Task statement:
For the data below, report only the number of lines containing the string "induccion".
▼▼▼
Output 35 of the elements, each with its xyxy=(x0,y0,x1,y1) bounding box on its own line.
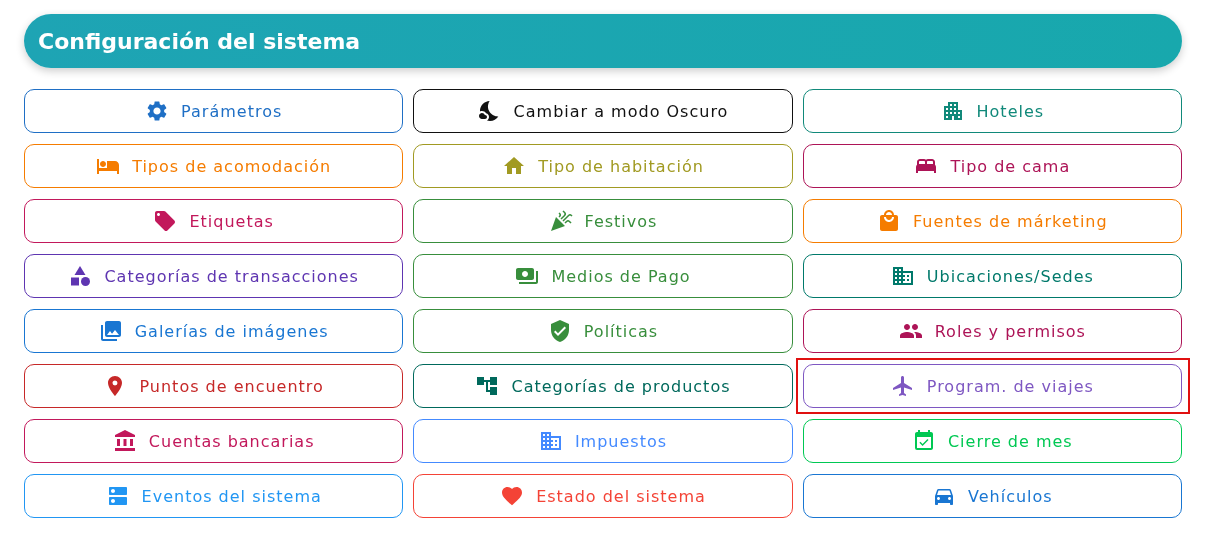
settings-button[interactable]: Impuestos xyxy=(413,419,793,463)
settings-button[interactable]: Vehículos xyxy=(802,474,1182,518)
settings-button[interactable]: Tipos de acomodación xyxy=(24,144,404,188)
hierarchy-icon xyxy=(475,374,500,398)
settings-button[interactable]: Roles y permisos xyxy=(802,309,1182,353)
party-popper-icon xyxy=(548,209,573,233)
shapes-icon xyxy=(68,264,93,288)
building-icon xyxy=(538,429,563,453)
shopping-bag-icon xyxy=(877,209,901,233)
settings-button[interactable]: Eventos del sistema xyxy=(24,474,404,518)
settings-button[interactable]: Políticas xyxy=(413,309,793,353)
settings-button[interactable]: Puntos de encuentro xyxy=(24,364,404,408)
settings-button[interactable]: Medios de Pago xyxy=(413,254,793,298)
settings-button[interactable]: Parámetros xyxy=(24,89,404,133)
settings-button[interactable]: Cambiar a modo Oscuro xyxy=(413,89,793,133)
settings-button[interactable]: Categorías de transacciones xyxy=(24,254,404,298)
settings-button[interactable]: Ubicaciones/Sedes xyxy=(802,254,1182,298)
heart-icon xyxy=(500,484,525,508)
settings-button[interactable]: Categorías de productos xyxy=(413,364,793,408)
settings-button[interactable]: Etiquetas xyxy=(24,199,404,243)
images-icon xyxy=(98,319,123,343)
building-icon xyxy=(890,264,915,288)
settings-button[interactable]: Galerías de imágenes xyxy=(24,309,404,353)
settings-button[interactable]: Estado del sistema xyxy=(413,474,793,518)
settings-button[interactable]: Fuentes de márketing xyxy=(802,199,1182,243)
bank-icon xyxy=(112,429,137,453)
tag-icon xyxy=(153,209,178,233)
settings-button[interactable]: Festivos xyxy=(413,199,793,243)
settings-button[interactable]: Program. de viajes xyxy=(802,364,1182,408)
settings-button[interactable]: Tipo de habitación xyxy=(413,144,793,188)
settings-button[interactable]: Cuentas bancarias xyxy=(24,419,404,463)
page-title: Configuración del sistema xyxy=(38,28,361,54)
settings-button[interactable]: Hoteles xyxy=(802,89,1182,133)
airplane-icon xyxy=(890,374,915,398)
settings-button[interactable]: Tipo de cama xyxy=(802,144,1182,188)
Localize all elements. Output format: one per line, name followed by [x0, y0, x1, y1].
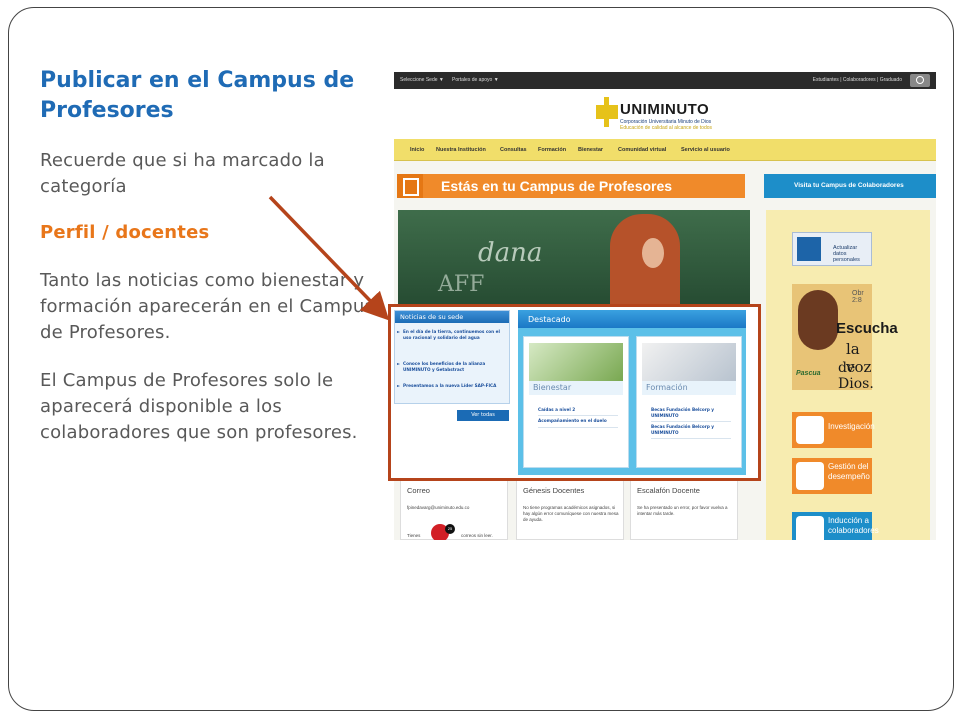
formacion-link[interactable]: Becas Fundación Belcorp y UNIMINUTO [651, 424, 731, 435]
news-item[interactable]: Presentamos a la nueva Líder SAP-FICA [397, 383, 507, 389]
campus-banner-text: Estás en tu Campus de Profesores [441, 178, 673, 194]
audience-links[interactable]: Estudiantes | Colaboradores | Graduado [813, 77, 902, 83]
logo-band: UNIMINUTO Corporación Universitaria Minu… [394, 89, 936, 139]
visit-colaboradores-link[interactable]: Visita tu Campus de Colaboradores [764, 174, 936, 198]
correo-email: fpinedavarg@uniminuto.edu.co [407, 505, 470, 510]
mail-count: 25 [445, 524, 455, 534]
investigacion-label: Investigación [828, 422, 875, 431]
gestion-button[interactable]: Gestión del desempeño [792, 458, 872, 494]
portal-topbar: Seleccione Sede ▼ Portales de apoyo ▼ Es… [394, 72, 936, 89]
escalafon-text: Se ha presentado un error, por favor vue… [637, 505, 728, 516]
thumbs-up-image [529, 343, 623, 381]
noticias-panel: Noticias de su sede En el día de la tier… [394, 310, 510, 404]
escucha-verse: Obr 2:8 [852, 290, 864, 304]
divider [538, 415, 618, 416]
menu-item-institucion[interactable]: Nuestra Institución [436, 147, 486, 153]
divider [538, 427, 618, 428]
news-item[interactable]: En el día de la tierra, continuemos con … [397, 329, 507, 340]
divider [651, 421, 731, 422]
bienestar-card[interactable]: Bienestar Caídas a nivel 2 Acompañamient… [523, 336, 629, 468]
highlight-box: Noticias de su sede En el día de la tier… [388, 304, 761, 481]
noticias-header: Noticias de su sede [395, 311, 509, 323]
induccion-button[interactable]: Inducción a colaboradores [792, 512, 879, 540]
slide-title: Publicar en el Campus de Profesores [40, 68, 355, 123]
main-menu: Inicio Nuestra Institución Consultas For… [394, 139, 936, 161]
genesis-widget: Génesis Docentes No tiene programas acad… [516, 480, 624, 540]
portals-dropdown[interactable]: Portales de apoyo ▼ [452, 77, 499, 83]
right-sidebar: Actualizar datos personales Obr 2:8 Escu… [766, 210, 930, 540]
menu-item-comunidad[interactable]: Comunidad virtual [618, 147, 666, 153]
menu-item-servicio[interactable]: Servicio al usuario [681, 147, 730, 153]
destacado-panel: Destacado Bienestar Caídas a nivel 2 Aco… [518, 310, 746, 475]
news-paragraph: Tanto las noticias como bienestar y form… [40, 270, 375, 343]
menu-item-consultas[interactable]: Consultas [500, 147, 527, 153]
user-icon [797, 237, 821, 261]
pascua-brand: Pascua [796, 370, 821, 377]
update-data-button[interactable]: Actualizar datos personales [792, 232, 872, 266]
correo-tienes: Tienes [407, 533, 421, 538]
writing-image [642, 343, 736, 381]
intro-paragraph: Recuerde que si ha marcado la categoría [40, 150, 325, 197]
induction-icon [796, 516, 824, 540]
menu-item-bienestar[interactable]: Bienestar [578, 147, 603, 153]
teacher-face [642, 238, 664, 268]
update-data-label: Actualizar datos personales [833, 245, 860, 263]
formacion-title: Formación [642, 381, 736, 395]
genesis-text: No tiene programas académicos asignados,… [523, 505, 619, 522]
ver-todas-button[interactable]: Ver todas [457, 410, 509, 421]
gestion-label: Gestión del desempeño [828, 462, 870, 481]
investigacion-button[interactable]: Investigación [792, 412, 875, 448]
teacher-icon [397, 174, 423, 198]
category-label: Perfil / docentes [40, 222, 210, 243]
escucha-banner[interactable]: Obr 2:8 Escucha la voz de Dios. Pascua [792, 284, 898, 392]
magnifier-icon [796, 416, 824, 444]
bottom-widgets: Correo fpinedavarg@uniminuto.edu.co Tien… [398, 480, 760, 540]
formacion-card[interactable]: Formación Becas Fundación Belcorp y UNIM… [636, 336, 742, 468]
logo-tagline: Educación de calidad al alcance de todos [620, 125, 713, 131]
bienestar-link[interactable]: Acompañamiento en el duelo [538, 418, 607, 424]
search-icon[interactable] [910, 74, 930, 87]
menu-item-formacion[interactable]: Formación [538, 147, 566, 153]
logo-name: UNIMINUTO [620, 101, 710, 118]
divider [651, 438, 731, 439]
portrait-image [798, 290, 838, 350]
formacion-link[interactable]: Becas Fundación Belcorp y UNIMINUTO [651, 407, 731, 418]
select-site-dropdown[interactable]: Seleccione Sede ▼ [400, 77, 444, 83]
bienestar-link[interactable]: Caídas a nivel 2 [538, 407, 575, 413]
campus-banner: Estás en tu Campus de Profesores [397, 174, 745, 198]
escalafon-widget: Escalafón Docente Se ha presentado un er… [630, 480, 738, 540]
induccion-label: Inducción a colaboradores [828, 516, 879, 535]
genesis-title: Génesis Docentes [523, 486, 585, 495]
chalk-text-2: AFF [438, 272, 485, 297]
escalafon-title: Escalafón Docente [637, 486, 700, 495]
destacado-header: Destacado [518, 310, 746, 328]
escucha-line3: de Dios. [838, 360, 874, 392]
chalk-text: dana [478, 238, 543, 268]
target-icon [796, 462, 824, 490]
slide-text-column: Publicar en el Campus de Profesores Recu… [40, 66, 380, 446]
availability-paragraph: El Campus de Profesores solo le aparecer… [40, 370, 358, 443]
escucha-line1: Escucha [836, 320, 898, 337]
correo-widget: Correo fpinedavarg@uniminuto.edu.co Tien… [400, 480, 508, 540]
bienestar-title: Bienestar [529, 381, 623, 395]
correo-unread: correos sin leer. [461, 533, 493, 538]
hero-image: dana AFF Foto de: Flickr / Stimmungen [398, 210, 750, 310]
visit-colaboradores-label: Visita tu Campus de Colaboradores [794, 182, 904, 189]
menu-item-inicio[interactable]: Inicio [410, 147, 424, 153]
correo-title: Correo [407, 486, 430, 495]
news-item[interactable]: Conoce los beneficios de la alianza UNIM… [397, 361, 507, 372]
uniminuto-logo-icon [596, 97, 618, 127]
▲▲▲
Task result:
2